___ Supplied records ___

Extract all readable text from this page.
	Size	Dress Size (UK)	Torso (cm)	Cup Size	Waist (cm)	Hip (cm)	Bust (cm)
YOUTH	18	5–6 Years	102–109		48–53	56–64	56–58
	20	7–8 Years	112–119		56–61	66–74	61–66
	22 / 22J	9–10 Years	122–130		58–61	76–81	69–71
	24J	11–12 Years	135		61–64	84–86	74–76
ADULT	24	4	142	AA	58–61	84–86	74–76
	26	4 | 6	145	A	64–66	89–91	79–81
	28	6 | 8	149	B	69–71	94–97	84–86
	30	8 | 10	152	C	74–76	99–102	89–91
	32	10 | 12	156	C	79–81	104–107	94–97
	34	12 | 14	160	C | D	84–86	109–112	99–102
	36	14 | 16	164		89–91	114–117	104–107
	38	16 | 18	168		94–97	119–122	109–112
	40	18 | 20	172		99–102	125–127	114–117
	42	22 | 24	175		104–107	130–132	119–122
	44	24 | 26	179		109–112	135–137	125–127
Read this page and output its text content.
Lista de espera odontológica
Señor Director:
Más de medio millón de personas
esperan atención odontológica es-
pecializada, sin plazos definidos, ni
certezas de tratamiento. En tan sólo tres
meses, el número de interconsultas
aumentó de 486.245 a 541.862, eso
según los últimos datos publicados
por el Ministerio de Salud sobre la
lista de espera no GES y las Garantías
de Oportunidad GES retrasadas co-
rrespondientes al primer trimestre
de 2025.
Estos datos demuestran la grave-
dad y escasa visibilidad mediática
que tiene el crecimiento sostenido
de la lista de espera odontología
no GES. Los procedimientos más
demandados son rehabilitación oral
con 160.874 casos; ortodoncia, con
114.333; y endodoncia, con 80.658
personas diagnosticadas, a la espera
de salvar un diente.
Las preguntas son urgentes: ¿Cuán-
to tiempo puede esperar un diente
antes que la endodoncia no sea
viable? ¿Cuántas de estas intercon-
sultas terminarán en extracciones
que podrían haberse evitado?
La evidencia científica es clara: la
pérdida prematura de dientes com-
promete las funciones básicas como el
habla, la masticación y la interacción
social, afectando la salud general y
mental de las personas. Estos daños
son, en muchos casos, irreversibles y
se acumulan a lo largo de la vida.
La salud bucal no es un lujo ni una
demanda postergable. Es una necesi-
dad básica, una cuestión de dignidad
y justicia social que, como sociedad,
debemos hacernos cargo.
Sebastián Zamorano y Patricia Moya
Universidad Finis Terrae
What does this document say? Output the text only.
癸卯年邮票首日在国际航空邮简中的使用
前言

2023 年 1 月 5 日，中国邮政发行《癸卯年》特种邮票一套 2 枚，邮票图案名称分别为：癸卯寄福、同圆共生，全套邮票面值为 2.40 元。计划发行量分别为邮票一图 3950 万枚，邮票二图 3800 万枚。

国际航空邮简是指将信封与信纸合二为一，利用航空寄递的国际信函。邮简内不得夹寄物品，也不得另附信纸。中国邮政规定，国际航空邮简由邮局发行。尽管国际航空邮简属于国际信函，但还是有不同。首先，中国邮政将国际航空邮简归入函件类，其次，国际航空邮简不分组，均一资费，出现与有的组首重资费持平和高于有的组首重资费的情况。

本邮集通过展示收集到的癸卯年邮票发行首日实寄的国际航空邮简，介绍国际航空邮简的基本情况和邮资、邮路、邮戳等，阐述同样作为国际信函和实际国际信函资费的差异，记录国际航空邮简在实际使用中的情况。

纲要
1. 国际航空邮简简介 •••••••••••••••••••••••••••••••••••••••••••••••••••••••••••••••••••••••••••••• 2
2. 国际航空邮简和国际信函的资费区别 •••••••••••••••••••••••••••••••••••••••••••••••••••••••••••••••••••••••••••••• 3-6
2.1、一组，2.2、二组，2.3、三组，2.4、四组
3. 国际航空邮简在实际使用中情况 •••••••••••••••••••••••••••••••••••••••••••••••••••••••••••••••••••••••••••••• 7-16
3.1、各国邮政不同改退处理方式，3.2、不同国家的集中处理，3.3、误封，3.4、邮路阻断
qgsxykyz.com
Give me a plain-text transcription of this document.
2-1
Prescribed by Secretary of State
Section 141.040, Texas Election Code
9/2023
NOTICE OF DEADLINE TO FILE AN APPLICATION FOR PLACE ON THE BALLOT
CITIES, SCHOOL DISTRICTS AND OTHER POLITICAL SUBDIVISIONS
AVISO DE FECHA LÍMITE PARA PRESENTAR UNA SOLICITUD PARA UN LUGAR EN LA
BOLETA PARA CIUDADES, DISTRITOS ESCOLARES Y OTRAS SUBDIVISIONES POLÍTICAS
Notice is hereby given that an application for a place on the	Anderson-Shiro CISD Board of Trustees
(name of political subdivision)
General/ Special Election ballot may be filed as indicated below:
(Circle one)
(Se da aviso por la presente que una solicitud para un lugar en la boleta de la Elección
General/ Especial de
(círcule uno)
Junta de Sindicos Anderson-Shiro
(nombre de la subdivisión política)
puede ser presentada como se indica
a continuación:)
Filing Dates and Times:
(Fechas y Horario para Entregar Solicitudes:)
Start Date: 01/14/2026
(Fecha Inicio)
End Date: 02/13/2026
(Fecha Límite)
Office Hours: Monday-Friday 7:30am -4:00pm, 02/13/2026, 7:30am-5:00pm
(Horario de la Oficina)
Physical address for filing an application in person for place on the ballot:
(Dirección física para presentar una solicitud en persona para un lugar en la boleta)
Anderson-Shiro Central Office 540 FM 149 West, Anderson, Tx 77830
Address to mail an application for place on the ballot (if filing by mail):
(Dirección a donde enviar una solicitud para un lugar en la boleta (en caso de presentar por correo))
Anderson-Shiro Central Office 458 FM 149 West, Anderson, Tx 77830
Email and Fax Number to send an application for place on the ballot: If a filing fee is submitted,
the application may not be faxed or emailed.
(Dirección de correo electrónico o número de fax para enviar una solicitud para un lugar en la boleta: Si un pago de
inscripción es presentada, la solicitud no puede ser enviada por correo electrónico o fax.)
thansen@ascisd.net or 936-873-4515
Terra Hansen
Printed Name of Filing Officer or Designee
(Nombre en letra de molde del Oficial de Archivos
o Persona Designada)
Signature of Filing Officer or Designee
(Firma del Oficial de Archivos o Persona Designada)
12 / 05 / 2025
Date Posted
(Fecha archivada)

___

State the number of lines in the records that contain the string "Anderson", and nothing more.

4